▸ **Raw data**:
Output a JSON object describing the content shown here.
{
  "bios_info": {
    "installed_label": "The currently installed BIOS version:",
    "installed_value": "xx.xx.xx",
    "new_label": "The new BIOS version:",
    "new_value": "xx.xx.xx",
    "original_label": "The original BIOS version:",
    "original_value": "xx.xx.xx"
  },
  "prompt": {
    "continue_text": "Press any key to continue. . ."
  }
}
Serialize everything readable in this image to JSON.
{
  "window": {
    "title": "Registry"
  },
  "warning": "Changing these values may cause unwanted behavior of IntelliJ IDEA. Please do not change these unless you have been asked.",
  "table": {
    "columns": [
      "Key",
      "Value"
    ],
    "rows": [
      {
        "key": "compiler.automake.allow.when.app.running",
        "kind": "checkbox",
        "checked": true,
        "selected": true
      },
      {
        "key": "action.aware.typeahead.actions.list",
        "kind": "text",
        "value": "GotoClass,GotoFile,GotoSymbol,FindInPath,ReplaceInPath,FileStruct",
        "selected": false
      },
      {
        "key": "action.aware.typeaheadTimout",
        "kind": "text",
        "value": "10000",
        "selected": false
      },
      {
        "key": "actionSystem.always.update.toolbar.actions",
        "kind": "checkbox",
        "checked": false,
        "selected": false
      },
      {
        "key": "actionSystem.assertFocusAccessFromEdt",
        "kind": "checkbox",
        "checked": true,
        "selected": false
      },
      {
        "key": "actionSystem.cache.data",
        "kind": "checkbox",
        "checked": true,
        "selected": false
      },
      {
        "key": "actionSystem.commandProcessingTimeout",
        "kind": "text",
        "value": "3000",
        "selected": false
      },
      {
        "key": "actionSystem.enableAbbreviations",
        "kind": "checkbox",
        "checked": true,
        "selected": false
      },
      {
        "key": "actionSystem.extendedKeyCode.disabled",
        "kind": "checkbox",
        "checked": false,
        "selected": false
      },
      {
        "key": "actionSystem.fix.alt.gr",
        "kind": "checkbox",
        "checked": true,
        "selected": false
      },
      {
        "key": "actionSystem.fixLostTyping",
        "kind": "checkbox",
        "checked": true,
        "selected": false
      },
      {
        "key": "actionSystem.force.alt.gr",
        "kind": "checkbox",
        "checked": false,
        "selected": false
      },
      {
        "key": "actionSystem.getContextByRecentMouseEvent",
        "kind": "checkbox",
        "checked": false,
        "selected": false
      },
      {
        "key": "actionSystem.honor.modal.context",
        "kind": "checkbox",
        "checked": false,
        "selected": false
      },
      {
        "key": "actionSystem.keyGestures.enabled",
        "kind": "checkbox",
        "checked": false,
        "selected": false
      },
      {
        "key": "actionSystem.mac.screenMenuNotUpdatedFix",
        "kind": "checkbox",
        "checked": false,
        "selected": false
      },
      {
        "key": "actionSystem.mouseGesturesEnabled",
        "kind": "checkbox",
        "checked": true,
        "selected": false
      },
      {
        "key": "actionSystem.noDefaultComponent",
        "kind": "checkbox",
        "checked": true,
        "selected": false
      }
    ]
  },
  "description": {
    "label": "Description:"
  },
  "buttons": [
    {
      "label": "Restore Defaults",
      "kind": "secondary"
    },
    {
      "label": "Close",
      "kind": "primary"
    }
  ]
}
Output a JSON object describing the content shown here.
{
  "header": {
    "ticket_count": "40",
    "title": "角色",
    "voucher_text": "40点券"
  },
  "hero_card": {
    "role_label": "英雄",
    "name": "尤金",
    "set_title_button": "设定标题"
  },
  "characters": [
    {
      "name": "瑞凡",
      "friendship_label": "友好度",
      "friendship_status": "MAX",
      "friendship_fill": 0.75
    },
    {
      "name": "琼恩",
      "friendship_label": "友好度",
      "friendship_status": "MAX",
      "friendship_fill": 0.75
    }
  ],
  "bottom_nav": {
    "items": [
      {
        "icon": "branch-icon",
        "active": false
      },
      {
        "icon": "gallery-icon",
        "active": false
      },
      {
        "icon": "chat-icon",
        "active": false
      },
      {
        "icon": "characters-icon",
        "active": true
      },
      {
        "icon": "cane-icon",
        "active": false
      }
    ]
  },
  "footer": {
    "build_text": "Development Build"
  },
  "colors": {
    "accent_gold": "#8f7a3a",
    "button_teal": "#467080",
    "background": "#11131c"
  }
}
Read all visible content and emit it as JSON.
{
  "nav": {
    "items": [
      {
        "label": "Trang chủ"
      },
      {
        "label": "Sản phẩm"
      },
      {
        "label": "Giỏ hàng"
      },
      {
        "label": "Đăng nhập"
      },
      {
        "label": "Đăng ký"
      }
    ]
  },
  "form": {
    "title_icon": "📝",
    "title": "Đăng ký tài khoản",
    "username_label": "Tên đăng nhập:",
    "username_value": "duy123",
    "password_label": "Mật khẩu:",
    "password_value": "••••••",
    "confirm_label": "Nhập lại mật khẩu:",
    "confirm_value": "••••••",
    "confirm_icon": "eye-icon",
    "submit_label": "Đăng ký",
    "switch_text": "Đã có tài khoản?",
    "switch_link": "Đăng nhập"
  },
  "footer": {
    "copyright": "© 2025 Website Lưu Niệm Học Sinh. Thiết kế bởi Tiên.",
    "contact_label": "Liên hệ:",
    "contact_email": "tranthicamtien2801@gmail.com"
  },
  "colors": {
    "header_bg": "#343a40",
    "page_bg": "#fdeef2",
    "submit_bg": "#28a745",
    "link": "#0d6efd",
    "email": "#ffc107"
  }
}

▸ **What the task requires**:
Repeat the records above exactly.

▸ **Written answer**:
Output a JSON object describing the content shown here.
{
  "bios_info": {
    "installed_label": "The currently installed BIOS version:",
    "installed_value": "xx.xx.xx",
    "new_label": "The new BIOS version:",
    "new_value": "xx.xx.xx",
    "original_label": "The original BIOS version:",
    "original_value": "xx.xx.xx"
  },
  "prompt": {
    "continue_text": "Press any key to continue. . ."
  }
}
Serialize everything readable in this image to JSON.
{
  "window": {
    "title": "Registry"
  },
  "warning": "Changing these values may cause unwanted behavior of IntelliJ IDEA. Please do not change these unless you have been asked.",
  "table": {
    "columns": [
      "Key",
      "Value"
    ],
    "rows": [
      {
        "key": "compiler.automake.allow.when.app.running",
        "kind": "checkbox",
        "checked": true,
        "selected": true
      },
      {
        "key": "action.aware.typeahead.actions.list",
        "kind": "text",
        "value": "GotoClass,GotoFile,GotoSymbol,FindInPath,ReplaceInPath,FileStruct",
        "selected": false
      },
      {
        "key": "action.aware.typeaheadTimout",
        "kind": "text",
        "value": "10000",
        "selected": false
      },
      {
        "key": "actionSystem.always.update.toolbar.actions",
        "kind": "checkbox",
        "checked": false,
        "selected": false
      },
      {
        "key": "actionSystem.assertFocusAccessFromEdt",
        "kind": "checkbox",
        "checked": true,
        "selected": false
      },
      {
        "key": "actionSystem.cache.data",
        "kind": "checkbox",
        "checked": true,
        "selected": false
      },
      {
        "key": "actionSystem.commandProcessingTimeout",
        "kind": "text",
        "value": "3000",
        "selected": false
      },
      {
        "key": "actionSystem.enableAbbreviations",
        "kind": "checkbox",
        "checked": true,
        "selected": false
      },
      {
        "key": "actionSystem.extendedKeyCode.disabled",
        "kind": "checkbox",
        "checked": false,
        "selected": false
      },
      {
        "key": "actionSystem.fix.alt.gr",
        "kind": "checkbox",
        "checked": true,
        "selected": false
      },
      {
        "key": "actionSystem.fixLostTyping",
        "kind": "checkbox",
        "checked": true,
        "selected": false
      },
      {
        "key": "actionSystem.force.alt.gr",
        "kind": "checkbox",
        "checked": false,
        "selected": false
      },
      {
        "key": "actionSystem.getContextByRecentMouseEvent",
        "kind": "checkbox",
        "checked": false,
        "selected": false
      },
      {
        "key": "actionSystem.honor.modal.context",
        "kind": "checkbox",
        "checked": false,
        "selected": false
      },
      {
        "key": "actionSystem.keyGestures.enabled",
        "kind": "checkbox",
        "checked": false,
        "selected": false
      },
      {
        "key": "actionSystem.mac.screenMenuNotUpdatedFix",
        "kind": "checkbox",
        "checked": false,
        "selected": false
      },
      {
        "key": "actionSystem.mouseGesturesEnabled",
        "kind": "checkbox",
        "checked": true,
        "selected": false
      },
      {
        "key": "actionSystem.noDefaultComponent",
        "kind": "checkbox",
        "checked": true,
        "selected": false
      }
    ]
  },
  "description": {
    "label": "Description:"
  },
  "buttons": [
    {
      "label": "Restore Defaults",
      "kind": "secondary"
    },
    {
      "label": "Close",
      "kind": "primary"
    }
  ]
}
Output a JSON object describing the content shown here.
{
  "header": {
    "ticket_count": "40",
    "title": "角色",
    "voucher_text": "40点券"
  },
  "hero_card": {
    "role_label": "英雄",
    "name": "尤金",
    "set_title_button": "设定标题"
  },
  "characters": [
    {
      "name": "瑞凡",
      "friendship_label": "友好度",
      "friendship_status": "MAX",
      "friendship_fill": 0.75
    },
    {
      "name": "琼恩",
      "friendship_label": "友好度",
      "friendship_status": "MAX",
      "friendship_fill": 0.75
    }
  ],
  "bottom_nav": {
    "items": [
      {
        "icon": "branch-icon",
        "active": false
      },
      {
        "icon": "gallery-icon",
        "active": false
      },
      {
        "icon": "chat-icon",
        "active": false
      },
      {
        "icon": "characters-icon",
        "active": true
      },
      {
        "icon": "cane-icon",
        "active": false
      }
    ]
  },
  "footer": {
    "build_text": "Development Build"
  },
  "colors": {
    "accent_gold": "#8f7a3a",
    "button_teal": "#467080",
    "background": "#11131c"
  }
}
Read all visible content and emit it as JSON.
{
  "nav": {
    "items": [
      {
        "label": "Trang chủ"
      },
      {
        "label": "Sản phẩm"
      },
      {
        "label": "Giỏ hàng"
      },
      {
        "label": "Đăng nhập"
      },
      {
        "label": "Đăng ký"
      }
    ]
  },
  "form": {
    "title_icon": "📝",
    "title": "Đăng ký tài khoản",
    "username_label": "Tên đăng nhập:",
    "username_value": "duy123",
    "password_label": "Mật khẩu:",
    "password_value": "••••••",
    "confirm_label": "Nhập lại mật khẩu:",
    "confirm_value": "••••••",
    "confirm_icon": "eye-icon",
    "submit_label": "Đăng ký",
    "switch_text": "Đã có tài khoản?",
    "switch_link": "Đăng nhập"
  },
  "footer": {
    "copyright": "© 2025 Website Lưu Niệm Học Sinh. Thiết kế bởi Tiên.",
    "contact_label": "Liên hệ:",
    "contact_email": "tranthicamtien2801@gmail.com"
  },
  "colors": {
    "header_bg": "#343a40",
    "page_bg": "#fdeef2",
    "submit_bg": "#28a745",
    "link": "#0d6efd",
    "email": "#ffc107"
  }
}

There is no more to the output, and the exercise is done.